::: Task material

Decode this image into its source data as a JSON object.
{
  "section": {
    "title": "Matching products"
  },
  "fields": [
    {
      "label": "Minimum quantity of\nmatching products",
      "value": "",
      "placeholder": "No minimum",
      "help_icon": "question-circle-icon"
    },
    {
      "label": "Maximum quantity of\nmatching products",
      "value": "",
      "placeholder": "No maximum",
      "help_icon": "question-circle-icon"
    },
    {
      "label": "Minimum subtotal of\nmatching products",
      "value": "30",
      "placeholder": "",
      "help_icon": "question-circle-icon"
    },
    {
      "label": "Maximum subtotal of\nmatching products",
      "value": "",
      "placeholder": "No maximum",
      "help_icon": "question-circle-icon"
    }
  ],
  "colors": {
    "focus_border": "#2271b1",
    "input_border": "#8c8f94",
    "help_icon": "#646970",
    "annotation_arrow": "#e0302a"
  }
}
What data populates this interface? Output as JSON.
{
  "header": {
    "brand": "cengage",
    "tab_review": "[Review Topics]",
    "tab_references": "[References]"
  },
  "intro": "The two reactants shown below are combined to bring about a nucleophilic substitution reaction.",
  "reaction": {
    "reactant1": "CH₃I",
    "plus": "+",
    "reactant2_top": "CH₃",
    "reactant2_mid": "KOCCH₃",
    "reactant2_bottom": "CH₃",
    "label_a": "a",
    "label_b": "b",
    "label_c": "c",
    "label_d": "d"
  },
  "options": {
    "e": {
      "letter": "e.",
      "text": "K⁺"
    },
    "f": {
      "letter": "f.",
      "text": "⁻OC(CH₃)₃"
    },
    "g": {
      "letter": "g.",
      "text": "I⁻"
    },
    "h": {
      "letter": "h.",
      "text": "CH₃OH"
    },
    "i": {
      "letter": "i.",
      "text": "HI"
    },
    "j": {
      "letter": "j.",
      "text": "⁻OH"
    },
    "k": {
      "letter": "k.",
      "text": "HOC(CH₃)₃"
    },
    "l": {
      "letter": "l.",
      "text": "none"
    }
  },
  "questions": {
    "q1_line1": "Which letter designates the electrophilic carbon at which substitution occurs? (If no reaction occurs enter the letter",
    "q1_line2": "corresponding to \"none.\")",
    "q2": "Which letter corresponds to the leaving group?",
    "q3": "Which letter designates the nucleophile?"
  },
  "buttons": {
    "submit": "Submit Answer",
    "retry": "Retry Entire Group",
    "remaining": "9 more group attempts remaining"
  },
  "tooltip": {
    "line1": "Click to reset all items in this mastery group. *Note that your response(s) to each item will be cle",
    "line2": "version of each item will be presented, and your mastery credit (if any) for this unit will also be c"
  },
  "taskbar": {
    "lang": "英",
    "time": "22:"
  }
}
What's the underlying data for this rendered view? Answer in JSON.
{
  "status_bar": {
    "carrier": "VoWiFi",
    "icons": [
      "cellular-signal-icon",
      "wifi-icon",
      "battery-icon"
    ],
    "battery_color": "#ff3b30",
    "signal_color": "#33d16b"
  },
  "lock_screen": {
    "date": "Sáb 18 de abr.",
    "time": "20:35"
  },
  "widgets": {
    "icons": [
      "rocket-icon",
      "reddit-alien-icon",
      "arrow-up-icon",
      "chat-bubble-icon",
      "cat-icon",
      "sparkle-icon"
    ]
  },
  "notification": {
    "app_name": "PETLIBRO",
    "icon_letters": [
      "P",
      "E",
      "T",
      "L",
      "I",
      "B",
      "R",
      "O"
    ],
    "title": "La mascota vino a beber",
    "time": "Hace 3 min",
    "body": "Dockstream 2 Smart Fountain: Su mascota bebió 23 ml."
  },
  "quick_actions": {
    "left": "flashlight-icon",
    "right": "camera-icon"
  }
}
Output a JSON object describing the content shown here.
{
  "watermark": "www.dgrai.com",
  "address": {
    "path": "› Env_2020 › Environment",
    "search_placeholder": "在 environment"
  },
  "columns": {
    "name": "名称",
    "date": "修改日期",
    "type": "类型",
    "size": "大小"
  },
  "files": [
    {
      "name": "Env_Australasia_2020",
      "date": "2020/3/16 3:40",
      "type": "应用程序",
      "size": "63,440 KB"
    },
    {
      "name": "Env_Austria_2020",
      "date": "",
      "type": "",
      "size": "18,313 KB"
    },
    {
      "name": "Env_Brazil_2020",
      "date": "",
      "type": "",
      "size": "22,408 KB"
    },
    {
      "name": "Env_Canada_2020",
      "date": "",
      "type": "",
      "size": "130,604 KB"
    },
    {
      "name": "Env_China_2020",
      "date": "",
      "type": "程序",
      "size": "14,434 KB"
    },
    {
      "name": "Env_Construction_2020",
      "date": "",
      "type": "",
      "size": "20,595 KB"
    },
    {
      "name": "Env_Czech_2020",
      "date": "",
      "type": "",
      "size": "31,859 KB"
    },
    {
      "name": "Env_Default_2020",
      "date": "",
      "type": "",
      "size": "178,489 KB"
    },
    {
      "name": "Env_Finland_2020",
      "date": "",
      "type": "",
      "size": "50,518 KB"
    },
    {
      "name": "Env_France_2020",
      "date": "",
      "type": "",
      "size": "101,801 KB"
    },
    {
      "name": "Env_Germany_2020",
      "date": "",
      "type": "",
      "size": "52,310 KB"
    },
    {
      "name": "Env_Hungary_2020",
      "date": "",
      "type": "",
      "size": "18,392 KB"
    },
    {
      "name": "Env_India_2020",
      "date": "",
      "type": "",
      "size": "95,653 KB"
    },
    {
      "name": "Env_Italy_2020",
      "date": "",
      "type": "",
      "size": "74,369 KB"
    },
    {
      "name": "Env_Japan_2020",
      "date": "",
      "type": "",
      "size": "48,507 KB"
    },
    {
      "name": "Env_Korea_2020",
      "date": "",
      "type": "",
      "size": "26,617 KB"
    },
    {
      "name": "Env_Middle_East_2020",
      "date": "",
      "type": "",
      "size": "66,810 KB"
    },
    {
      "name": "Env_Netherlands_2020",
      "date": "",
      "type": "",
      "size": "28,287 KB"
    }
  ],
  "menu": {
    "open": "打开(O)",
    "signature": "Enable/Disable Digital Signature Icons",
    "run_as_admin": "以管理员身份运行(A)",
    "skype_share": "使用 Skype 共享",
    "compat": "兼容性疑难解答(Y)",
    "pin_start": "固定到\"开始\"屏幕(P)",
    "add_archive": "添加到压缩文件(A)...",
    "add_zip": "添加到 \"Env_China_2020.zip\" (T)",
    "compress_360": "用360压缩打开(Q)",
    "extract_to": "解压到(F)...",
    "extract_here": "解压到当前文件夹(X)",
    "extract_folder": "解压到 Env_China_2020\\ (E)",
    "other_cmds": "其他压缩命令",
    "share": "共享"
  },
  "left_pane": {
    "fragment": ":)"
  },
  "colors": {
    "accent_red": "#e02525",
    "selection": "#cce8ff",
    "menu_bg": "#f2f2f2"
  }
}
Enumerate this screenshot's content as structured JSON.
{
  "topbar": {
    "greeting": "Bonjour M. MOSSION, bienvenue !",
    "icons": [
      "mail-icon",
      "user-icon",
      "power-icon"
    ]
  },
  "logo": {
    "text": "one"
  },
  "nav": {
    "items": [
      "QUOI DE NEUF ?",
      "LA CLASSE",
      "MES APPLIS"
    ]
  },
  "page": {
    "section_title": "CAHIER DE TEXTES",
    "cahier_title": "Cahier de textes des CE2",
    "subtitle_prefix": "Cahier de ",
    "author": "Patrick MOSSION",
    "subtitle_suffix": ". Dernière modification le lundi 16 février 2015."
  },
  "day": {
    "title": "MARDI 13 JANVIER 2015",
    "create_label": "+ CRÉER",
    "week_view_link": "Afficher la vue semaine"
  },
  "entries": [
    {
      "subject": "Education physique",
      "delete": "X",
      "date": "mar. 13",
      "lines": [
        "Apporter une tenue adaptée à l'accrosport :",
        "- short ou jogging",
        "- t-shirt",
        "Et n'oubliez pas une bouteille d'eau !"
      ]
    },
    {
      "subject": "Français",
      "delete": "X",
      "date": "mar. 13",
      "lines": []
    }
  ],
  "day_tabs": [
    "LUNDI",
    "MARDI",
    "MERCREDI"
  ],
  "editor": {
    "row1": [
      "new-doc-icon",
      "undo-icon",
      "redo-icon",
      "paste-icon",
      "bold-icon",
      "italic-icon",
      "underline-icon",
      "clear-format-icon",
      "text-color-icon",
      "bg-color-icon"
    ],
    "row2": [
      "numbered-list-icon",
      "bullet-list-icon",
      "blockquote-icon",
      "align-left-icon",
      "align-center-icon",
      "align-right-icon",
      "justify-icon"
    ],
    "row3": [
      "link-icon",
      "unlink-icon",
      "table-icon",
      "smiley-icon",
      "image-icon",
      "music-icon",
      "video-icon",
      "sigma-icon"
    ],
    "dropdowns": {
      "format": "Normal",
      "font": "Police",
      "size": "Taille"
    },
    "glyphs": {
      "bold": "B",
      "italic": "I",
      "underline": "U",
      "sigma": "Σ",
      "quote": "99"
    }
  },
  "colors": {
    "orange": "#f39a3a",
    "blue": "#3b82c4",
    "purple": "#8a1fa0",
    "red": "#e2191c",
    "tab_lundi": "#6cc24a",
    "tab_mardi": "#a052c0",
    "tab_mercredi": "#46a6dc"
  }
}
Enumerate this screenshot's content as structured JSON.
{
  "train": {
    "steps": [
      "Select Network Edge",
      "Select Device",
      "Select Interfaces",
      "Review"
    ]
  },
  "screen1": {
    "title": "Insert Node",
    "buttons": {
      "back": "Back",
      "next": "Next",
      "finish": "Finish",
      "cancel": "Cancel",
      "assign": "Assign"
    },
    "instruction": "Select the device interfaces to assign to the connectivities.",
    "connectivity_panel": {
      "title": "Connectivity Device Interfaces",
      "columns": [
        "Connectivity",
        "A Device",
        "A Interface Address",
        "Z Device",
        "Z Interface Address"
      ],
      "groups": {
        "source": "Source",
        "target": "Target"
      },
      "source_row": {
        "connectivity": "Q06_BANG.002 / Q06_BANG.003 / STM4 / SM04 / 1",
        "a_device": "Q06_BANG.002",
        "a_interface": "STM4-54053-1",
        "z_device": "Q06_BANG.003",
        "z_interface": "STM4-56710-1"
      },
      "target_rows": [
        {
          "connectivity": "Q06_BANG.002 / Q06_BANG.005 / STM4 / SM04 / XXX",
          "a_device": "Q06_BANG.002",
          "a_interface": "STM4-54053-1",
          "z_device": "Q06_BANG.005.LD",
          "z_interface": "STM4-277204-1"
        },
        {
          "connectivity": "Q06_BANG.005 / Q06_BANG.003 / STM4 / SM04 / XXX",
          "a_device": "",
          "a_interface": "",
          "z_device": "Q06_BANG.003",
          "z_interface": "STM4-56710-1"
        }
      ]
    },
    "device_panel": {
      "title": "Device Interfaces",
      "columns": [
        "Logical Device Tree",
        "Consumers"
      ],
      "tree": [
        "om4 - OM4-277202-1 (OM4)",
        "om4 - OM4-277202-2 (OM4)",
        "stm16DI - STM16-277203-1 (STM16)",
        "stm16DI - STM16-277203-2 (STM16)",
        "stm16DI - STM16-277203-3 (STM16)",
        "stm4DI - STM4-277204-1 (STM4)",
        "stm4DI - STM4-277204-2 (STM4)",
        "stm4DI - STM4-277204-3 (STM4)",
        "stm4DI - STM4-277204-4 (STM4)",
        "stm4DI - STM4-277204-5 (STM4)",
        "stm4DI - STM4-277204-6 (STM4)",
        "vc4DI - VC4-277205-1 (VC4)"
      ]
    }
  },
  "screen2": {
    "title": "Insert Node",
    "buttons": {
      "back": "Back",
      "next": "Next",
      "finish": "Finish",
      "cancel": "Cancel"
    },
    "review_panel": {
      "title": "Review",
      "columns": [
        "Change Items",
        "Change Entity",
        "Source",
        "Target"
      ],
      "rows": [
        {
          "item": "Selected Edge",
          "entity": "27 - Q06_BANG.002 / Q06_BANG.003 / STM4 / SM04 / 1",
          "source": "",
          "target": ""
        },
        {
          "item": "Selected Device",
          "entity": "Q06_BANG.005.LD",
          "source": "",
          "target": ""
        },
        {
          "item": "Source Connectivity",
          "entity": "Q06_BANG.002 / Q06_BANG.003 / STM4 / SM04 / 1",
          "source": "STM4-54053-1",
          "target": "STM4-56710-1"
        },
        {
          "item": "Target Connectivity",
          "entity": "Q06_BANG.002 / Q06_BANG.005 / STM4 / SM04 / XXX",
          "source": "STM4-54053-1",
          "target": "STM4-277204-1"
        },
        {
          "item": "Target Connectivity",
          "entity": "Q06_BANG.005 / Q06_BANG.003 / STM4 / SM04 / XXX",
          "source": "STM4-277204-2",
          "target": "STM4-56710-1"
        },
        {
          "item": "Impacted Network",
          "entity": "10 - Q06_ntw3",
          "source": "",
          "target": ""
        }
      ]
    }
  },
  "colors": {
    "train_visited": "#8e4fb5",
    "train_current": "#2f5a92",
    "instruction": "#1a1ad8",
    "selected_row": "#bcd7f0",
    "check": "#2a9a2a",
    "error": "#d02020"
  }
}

::::::

Work instructions >>
Tally the lines in the listing that hold "subject" and report the number alone.

Final result >>
2